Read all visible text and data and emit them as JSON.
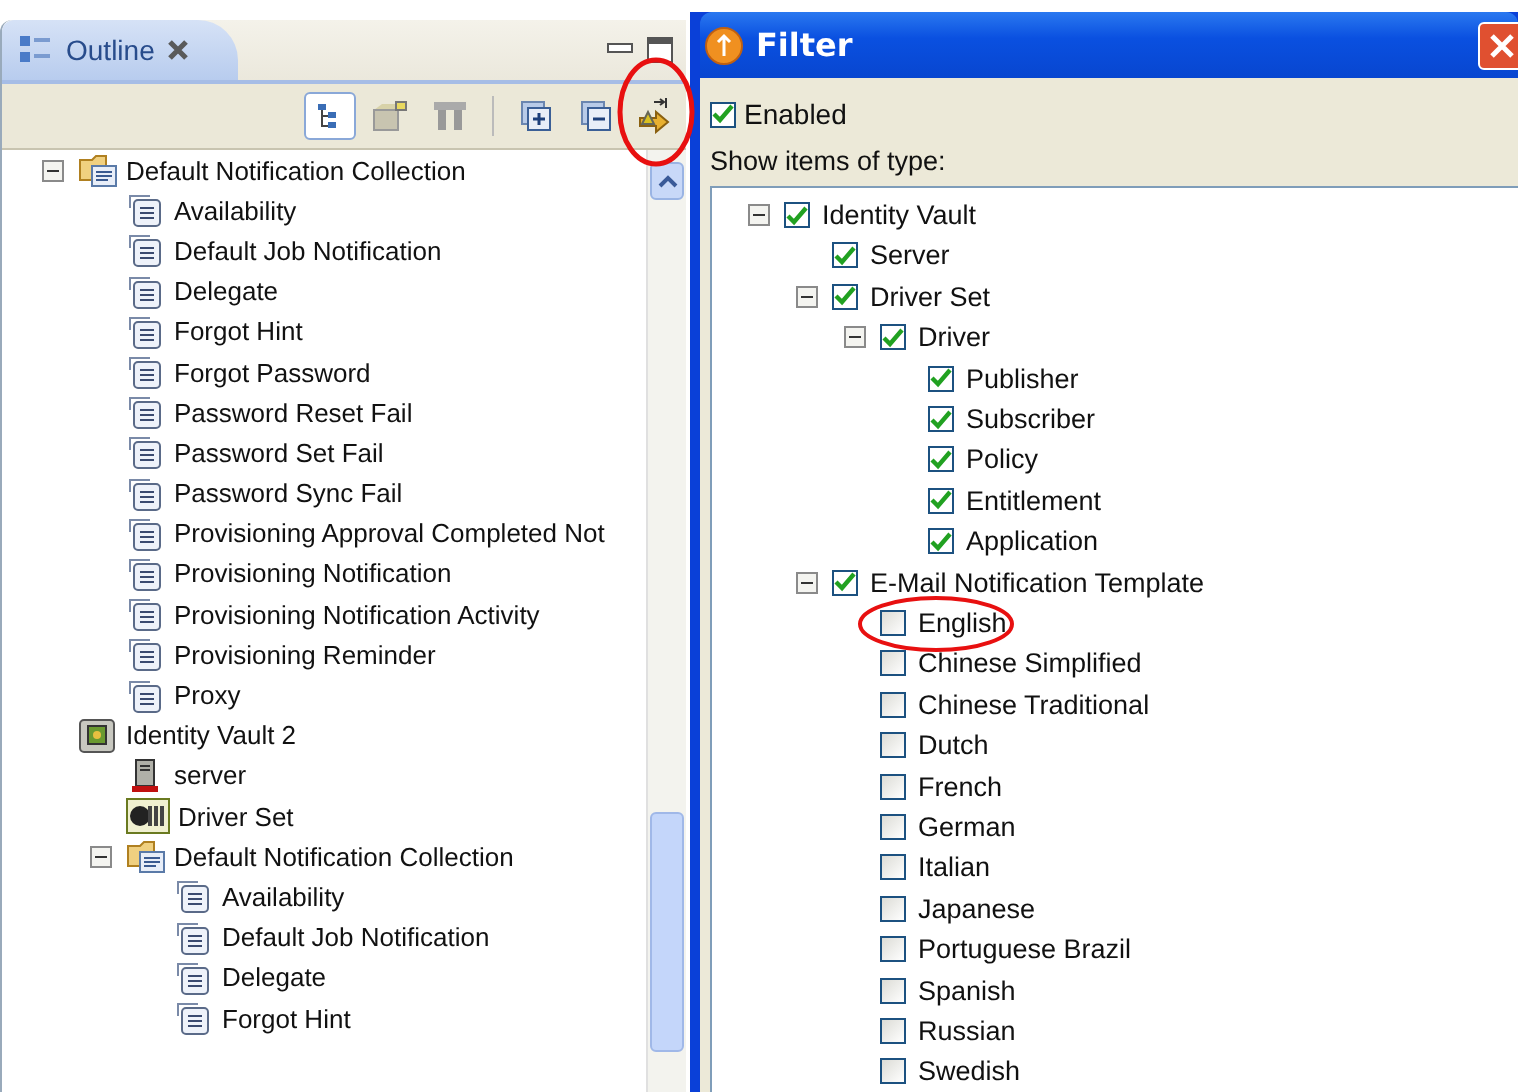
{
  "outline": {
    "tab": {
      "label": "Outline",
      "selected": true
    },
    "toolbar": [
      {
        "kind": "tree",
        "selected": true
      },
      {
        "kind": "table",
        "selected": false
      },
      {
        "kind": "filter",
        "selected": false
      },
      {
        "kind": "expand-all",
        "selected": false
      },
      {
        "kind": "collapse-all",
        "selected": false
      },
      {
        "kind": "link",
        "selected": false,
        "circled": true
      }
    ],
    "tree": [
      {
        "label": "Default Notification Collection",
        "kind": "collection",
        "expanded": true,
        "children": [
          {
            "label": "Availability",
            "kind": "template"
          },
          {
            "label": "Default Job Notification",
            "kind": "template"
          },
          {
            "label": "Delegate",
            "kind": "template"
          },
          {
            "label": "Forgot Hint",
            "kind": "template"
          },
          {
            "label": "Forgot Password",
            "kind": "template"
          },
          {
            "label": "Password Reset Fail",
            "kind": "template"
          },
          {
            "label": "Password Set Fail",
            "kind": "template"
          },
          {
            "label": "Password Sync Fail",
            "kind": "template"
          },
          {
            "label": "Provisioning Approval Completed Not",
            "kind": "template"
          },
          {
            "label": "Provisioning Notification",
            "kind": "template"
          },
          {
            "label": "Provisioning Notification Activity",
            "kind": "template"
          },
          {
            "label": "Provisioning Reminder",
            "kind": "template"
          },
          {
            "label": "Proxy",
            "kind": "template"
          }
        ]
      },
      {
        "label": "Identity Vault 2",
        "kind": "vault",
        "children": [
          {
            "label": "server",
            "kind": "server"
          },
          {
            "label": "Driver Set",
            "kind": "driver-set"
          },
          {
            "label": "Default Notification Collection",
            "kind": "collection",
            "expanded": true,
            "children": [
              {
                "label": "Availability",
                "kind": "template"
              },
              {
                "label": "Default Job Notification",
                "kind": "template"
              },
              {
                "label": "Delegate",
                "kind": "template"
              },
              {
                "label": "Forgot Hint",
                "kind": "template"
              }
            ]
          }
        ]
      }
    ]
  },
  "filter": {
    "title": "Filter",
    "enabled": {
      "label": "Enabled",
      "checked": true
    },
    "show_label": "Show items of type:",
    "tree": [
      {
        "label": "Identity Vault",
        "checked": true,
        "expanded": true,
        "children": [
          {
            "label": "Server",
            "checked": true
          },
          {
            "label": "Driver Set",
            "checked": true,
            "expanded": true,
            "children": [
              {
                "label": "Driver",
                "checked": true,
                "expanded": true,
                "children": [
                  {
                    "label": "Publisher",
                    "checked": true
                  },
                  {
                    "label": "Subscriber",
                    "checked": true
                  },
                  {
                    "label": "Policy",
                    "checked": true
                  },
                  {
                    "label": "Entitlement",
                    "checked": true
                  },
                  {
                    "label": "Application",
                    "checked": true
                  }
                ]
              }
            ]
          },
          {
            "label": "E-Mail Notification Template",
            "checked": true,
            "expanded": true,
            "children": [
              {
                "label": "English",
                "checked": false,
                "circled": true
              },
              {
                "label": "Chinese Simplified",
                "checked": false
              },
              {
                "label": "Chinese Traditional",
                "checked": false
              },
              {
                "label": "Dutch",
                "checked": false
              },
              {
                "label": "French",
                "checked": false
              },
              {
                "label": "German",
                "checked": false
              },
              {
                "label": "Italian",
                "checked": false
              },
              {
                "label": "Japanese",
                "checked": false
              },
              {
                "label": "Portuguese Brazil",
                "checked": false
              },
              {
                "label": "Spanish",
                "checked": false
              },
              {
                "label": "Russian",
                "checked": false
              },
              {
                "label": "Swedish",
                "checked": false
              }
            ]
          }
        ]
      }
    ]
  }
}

--

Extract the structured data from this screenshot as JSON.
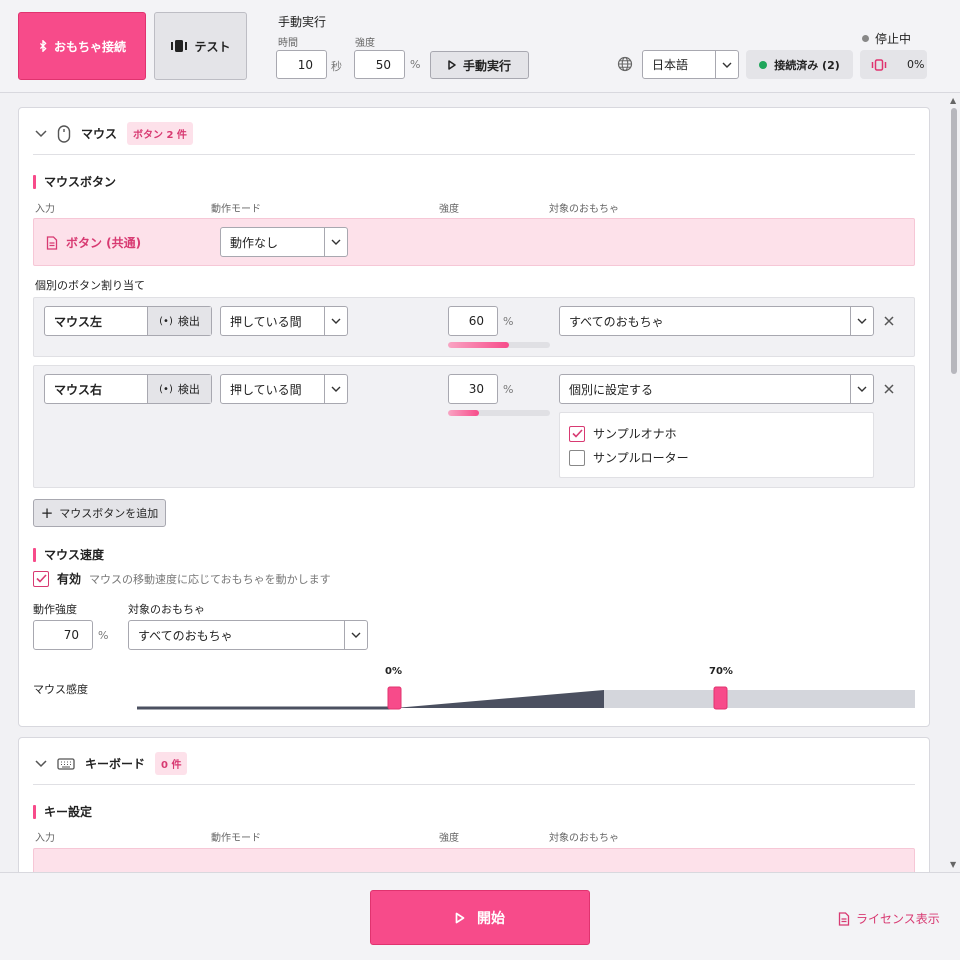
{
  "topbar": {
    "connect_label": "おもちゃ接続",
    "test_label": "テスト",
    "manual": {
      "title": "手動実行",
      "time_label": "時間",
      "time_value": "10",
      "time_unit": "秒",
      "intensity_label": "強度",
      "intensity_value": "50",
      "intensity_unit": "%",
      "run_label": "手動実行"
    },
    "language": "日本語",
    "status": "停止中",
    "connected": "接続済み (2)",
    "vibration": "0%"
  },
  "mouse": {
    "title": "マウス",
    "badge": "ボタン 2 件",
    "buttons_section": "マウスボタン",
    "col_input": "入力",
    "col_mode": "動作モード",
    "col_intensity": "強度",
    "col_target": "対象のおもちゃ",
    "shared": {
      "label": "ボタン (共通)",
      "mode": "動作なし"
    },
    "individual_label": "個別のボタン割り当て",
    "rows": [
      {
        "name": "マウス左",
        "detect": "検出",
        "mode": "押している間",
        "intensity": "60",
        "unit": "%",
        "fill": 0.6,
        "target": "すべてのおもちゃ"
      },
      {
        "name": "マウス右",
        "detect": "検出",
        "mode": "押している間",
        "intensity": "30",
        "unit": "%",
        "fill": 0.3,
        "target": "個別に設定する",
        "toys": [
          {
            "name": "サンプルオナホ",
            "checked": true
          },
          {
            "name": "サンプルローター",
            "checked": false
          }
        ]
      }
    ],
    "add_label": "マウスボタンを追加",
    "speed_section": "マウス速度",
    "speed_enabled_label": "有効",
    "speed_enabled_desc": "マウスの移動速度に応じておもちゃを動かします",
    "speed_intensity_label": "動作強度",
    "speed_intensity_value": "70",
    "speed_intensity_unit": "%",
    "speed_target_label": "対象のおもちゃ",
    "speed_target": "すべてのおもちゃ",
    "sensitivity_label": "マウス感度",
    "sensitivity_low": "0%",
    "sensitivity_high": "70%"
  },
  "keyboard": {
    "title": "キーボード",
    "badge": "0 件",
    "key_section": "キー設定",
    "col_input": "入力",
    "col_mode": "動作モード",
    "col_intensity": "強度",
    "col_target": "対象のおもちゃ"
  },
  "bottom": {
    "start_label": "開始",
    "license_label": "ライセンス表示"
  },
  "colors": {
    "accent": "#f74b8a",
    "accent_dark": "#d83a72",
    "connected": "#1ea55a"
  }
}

• [Exercise description]: Show all lines from the data above in which the word "Forgot" appears.

• [Answer to this problem]:
            "label": "Forgot Hint",
            "label": "Forgot Password",
                "label": "Forgot Hint",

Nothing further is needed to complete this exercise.